(Data items)
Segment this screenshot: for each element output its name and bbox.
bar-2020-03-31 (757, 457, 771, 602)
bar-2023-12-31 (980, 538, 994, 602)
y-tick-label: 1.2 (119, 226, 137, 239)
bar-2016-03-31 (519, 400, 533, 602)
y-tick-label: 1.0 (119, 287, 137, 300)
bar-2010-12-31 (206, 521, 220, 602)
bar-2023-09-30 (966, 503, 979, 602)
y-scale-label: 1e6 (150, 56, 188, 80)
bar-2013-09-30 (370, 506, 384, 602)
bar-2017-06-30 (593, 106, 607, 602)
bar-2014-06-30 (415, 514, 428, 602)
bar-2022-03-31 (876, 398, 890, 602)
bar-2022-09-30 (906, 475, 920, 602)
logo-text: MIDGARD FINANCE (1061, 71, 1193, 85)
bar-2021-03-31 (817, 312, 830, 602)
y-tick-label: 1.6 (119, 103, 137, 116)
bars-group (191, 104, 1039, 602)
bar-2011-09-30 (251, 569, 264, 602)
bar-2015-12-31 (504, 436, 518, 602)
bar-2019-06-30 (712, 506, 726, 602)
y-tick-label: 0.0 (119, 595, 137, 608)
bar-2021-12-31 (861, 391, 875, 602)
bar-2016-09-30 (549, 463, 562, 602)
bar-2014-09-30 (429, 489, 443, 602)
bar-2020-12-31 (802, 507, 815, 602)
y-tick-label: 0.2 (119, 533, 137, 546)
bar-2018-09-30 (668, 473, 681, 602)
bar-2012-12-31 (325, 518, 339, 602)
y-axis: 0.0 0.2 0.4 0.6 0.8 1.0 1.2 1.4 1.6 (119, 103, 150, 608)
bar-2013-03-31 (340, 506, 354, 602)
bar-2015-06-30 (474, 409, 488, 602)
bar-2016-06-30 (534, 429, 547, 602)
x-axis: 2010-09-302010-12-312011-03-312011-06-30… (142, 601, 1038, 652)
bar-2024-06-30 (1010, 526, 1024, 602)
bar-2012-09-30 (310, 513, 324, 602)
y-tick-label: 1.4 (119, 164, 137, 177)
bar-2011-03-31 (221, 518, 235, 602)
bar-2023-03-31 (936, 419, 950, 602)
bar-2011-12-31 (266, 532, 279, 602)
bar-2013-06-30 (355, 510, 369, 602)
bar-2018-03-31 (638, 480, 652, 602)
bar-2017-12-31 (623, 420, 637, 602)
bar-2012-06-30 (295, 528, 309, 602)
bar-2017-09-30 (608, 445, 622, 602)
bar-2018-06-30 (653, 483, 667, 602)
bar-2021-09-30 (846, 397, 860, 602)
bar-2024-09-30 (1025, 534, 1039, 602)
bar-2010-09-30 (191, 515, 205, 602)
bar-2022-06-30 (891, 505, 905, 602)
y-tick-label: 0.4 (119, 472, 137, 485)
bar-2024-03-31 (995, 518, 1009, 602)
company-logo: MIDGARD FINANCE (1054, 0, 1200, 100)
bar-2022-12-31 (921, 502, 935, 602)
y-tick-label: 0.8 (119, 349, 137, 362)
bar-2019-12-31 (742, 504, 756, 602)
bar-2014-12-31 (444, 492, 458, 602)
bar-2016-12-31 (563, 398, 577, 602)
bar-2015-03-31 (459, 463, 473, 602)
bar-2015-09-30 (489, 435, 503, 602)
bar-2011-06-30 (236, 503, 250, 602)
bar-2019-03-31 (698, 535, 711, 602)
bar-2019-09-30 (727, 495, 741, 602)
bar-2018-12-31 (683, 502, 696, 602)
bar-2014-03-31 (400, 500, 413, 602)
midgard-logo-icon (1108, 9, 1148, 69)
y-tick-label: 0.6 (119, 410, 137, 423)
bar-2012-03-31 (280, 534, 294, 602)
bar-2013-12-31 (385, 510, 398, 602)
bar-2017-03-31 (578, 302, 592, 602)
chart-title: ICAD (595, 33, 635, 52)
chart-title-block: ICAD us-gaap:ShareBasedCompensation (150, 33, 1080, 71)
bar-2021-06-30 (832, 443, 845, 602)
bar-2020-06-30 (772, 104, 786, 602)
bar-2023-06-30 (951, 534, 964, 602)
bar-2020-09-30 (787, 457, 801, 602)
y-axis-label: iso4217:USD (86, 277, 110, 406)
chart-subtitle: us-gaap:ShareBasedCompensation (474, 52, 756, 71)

---

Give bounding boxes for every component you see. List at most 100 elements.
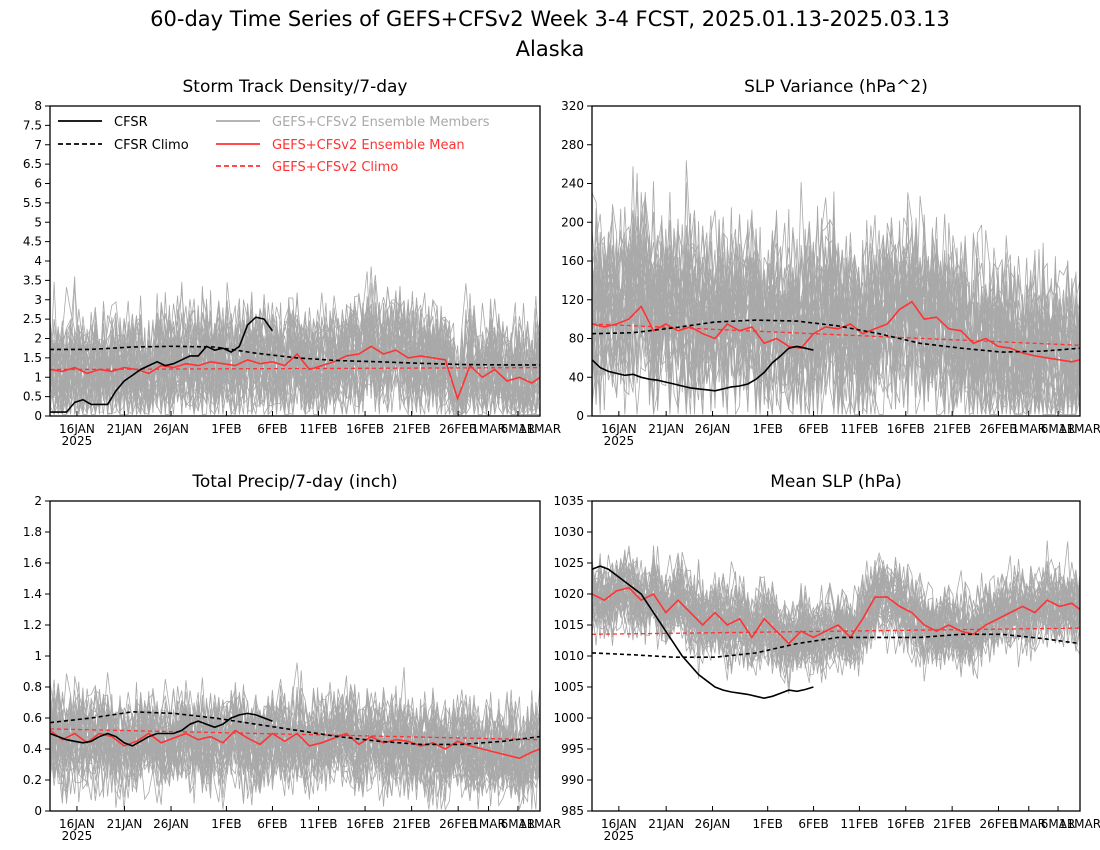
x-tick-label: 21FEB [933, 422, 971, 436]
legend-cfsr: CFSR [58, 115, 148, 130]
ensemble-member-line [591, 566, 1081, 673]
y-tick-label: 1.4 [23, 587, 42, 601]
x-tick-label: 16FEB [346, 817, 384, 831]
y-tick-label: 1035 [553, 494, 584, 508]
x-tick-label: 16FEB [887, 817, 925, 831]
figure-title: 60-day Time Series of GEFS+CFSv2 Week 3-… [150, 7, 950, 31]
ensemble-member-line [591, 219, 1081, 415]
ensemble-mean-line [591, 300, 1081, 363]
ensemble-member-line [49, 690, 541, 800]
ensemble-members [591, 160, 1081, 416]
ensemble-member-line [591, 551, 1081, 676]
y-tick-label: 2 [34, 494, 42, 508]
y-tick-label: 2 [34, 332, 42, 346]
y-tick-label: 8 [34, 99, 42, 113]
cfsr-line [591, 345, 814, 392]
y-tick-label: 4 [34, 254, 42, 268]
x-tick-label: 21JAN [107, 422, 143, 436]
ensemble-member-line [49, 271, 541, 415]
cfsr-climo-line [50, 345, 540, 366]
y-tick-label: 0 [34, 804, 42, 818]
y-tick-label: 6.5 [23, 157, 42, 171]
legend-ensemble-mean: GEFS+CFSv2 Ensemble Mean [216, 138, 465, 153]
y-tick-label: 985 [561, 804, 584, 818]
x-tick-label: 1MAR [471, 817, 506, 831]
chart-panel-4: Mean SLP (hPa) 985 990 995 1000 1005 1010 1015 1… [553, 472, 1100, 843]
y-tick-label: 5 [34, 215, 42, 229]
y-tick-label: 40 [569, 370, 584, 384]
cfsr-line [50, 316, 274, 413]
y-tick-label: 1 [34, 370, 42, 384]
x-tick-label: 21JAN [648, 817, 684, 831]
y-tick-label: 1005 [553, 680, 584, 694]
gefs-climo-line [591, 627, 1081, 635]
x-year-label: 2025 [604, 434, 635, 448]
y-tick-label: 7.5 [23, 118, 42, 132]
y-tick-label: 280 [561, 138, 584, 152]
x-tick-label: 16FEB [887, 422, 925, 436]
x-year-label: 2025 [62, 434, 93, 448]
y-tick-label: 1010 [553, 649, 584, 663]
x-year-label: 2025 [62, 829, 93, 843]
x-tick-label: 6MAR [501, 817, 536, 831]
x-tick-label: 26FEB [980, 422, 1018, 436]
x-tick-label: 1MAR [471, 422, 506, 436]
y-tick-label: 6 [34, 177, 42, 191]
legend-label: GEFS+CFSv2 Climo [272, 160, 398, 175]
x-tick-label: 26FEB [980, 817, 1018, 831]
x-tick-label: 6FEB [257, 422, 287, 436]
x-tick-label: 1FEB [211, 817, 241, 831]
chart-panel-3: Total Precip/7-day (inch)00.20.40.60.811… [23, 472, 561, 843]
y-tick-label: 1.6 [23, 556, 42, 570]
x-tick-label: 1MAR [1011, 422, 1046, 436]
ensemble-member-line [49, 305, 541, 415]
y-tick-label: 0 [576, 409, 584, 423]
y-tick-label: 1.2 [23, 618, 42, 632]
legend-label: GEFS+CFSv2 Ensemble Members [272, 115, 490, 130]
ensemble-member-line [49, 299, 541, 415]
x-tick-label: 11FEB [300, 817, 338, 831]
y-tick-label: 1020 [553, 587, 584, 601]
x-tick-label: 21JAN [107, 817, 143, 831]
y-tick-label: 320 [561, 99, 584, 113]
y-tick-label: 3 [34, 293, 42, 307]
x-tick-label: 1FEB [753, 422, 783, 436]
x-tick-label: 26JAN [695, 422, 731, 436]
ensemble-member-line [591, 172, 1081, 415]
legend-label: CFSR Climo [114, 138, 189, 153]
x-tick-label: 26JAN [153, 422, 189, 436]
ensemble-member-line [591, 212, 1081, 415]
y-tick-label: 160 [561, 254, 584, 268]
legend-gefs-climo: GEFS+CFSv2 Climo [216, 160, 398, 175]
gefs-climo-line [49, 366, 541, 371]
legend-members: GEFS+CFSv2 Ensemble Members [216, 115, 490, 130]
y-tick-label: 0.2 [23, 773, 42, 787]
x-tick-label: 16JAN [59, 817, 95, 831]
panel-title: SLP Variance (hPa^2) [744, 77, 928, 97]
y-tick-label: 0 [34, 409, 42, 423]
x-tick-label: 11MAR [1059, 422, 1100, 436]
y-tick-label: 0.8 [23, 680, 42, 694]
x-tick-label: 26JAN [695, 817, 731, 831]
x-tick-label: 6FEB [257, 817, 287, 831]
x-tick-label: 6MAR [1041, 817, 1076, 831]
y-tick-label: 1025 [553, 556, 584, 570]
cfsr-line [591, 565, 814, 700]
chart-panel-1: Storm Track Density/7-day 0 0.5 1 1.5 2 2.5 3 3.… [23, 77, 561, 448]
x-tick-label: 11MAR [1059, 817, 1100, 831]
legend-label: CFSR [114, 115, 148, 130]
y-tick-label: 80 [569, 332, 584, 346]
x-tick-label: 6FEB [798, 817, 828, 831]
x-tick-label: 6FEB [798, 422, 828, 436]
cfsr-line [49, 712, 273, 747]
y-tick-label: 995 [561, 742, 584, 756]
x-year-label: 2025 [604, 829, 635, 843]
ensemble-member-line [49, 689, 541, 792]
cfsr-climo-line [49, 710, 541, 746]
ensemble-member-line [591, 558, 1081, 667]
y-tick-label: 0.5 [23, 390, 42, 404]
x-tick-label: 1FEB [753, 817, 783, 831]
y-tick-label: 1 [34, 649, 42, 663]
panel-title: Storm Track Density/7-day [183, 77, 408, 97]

REQUIRED WORK: Reproduce the lines of the data items above verbatim, starting at the line containing "Segment this screenshot: for" and ending at the line containing "y-tick-label: 1.0 (119, 287, 137, 300)".

EXERCISE RESULT:
Segment this screenshot: for each element output its name and bbox.
bar-2020-03-31 (757, 457, 771, 602)
bar-2023-12-31 (980, 538, 994, 602)
y-tick-label: 1.2 (119, 226, 137, 239)
bar-2016-03-31 (519, 400, 533, 602)
y-tick-label: 1.0 (119, 287, 137, 300)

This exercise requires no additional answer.